* Work required: Reproduce word for word the passage of the email about OAuth client registration that runs from "I don't think" up to and including "perspective of REST.".

* Document extract:

________________________________________

And this exact functionality was tried, implemented, and rejected as too
complicated by the OpenID Connect community. I don't see why it'd be any
different the second time around.
I really don't see any reason to change it.
-- Justin
On 05/30/2013 02:56 PM, Phil Hunt wrote:
It's hard to say what the best solution here is regarding
clarifications until we get clarity on the issue of registration
access token.
I don't think using a client credential flow to obtain an access token
to the registration endpoint is complex. It's the normal flow.
I concede that you are looking at it as using Client Credential to get
an access token to get a new Client Credential. But that's not really
what is happening in terms of protocol here.
If you take the perspective that the client needs to occasionally
update registration (e.g. because of a pending credential expiry),
then it is still simple. You use client credential flow to obtain an
access token to update registration. Then, from the context of the
REST API, the client credential is just another piece of JSON data.
IOW from the REST perspective, it is the registration endpoint that is
being updated, not the client credential. The client credential is
just data in the perspective of REST.
I think you may be inferring complexity where there really is none.
Phil
@independentid
www.independentid.com <http://www.independentid.com>
phil.h...@oracle.com <mailto:phil.h...@oracle.com>
On 2013-05-30, at 11:33 AM, Justin Richer wrote:
Thanks for clearing up where the confusion was taking place. I had
tried to make it clear that these were absolutely standard, opaque
OAuth2 bearer tokens and absolutely standard OAuth2-protected
endpoints, but if that's not clear that needs to be updated. This is
what the text says right now:
The Client Registration Endpoint MAY accept an Initial Access
Token in the form of an OAuth 2.0
<http://tools.ietf.org/id/draft-ietf-oauth-dyn-reg-11.html#RFC6749>
[RFC6749] access token to limit registration to only previously
authorized parties. The method by which the Initial Access Token
is obtained by the registrant is generally out-of-band and is out
of scope of this specification.
And:
The Client Configuration Endpoint is an OAuth 2.0 protected
resource that is provisioned by the server for a specific client
to be able to view and update its registered information. The
location of this endpoint is communicated to the Client through
the registration_client_uri member of the Client Information
Response
<http://tools.ietf.org/id/draft-ietf-oauth-dyn-reg-11.html#client-info-response>
[client-info-response]. The Client MUST use its Registration
Access Token in all calls to this endpoint as an OAuth 2.0 Bearer
Token
<http://tools.ietf.org/id/draft-ietf-oauth-dyn-reg-11.html#RFC6750>
[RFC6750].

________________________________________

* Dataset extract:
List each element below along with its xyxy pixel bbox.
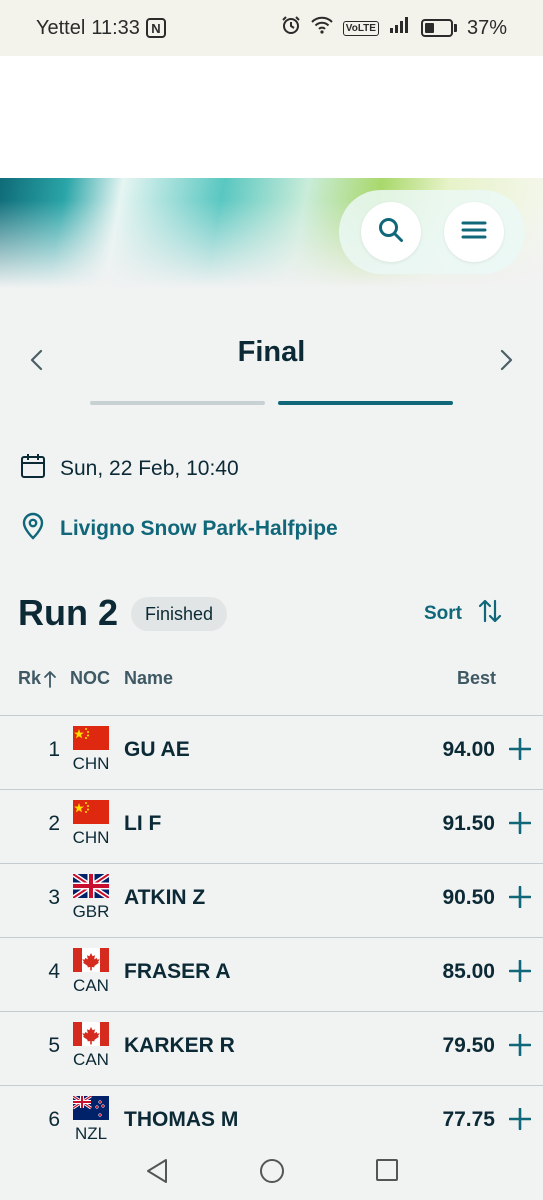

________________________________________

* Written response:
I don't think using a client credential flow to obtain an access token
to the registration endpoint is complex. It's the normal flow.
I concede that you are looking at it as using Client Credential to get
an access token to get a new Client Credential. But that's not really
what is happening in terms of protocol here.
If you take the perspective that the client needs to occasionally
update registration (e.g. because of a pending credential expiry),
then it is still simple. You use client credential flow to obtain an
access token to update registration. Then, from the context of the
REST API, the client credential is just another piece of JSON data.
IOW from the REST perspective, it is the registration endpoint that is
being updated, not the client credential. The client credential is
just data in the perspective of REST.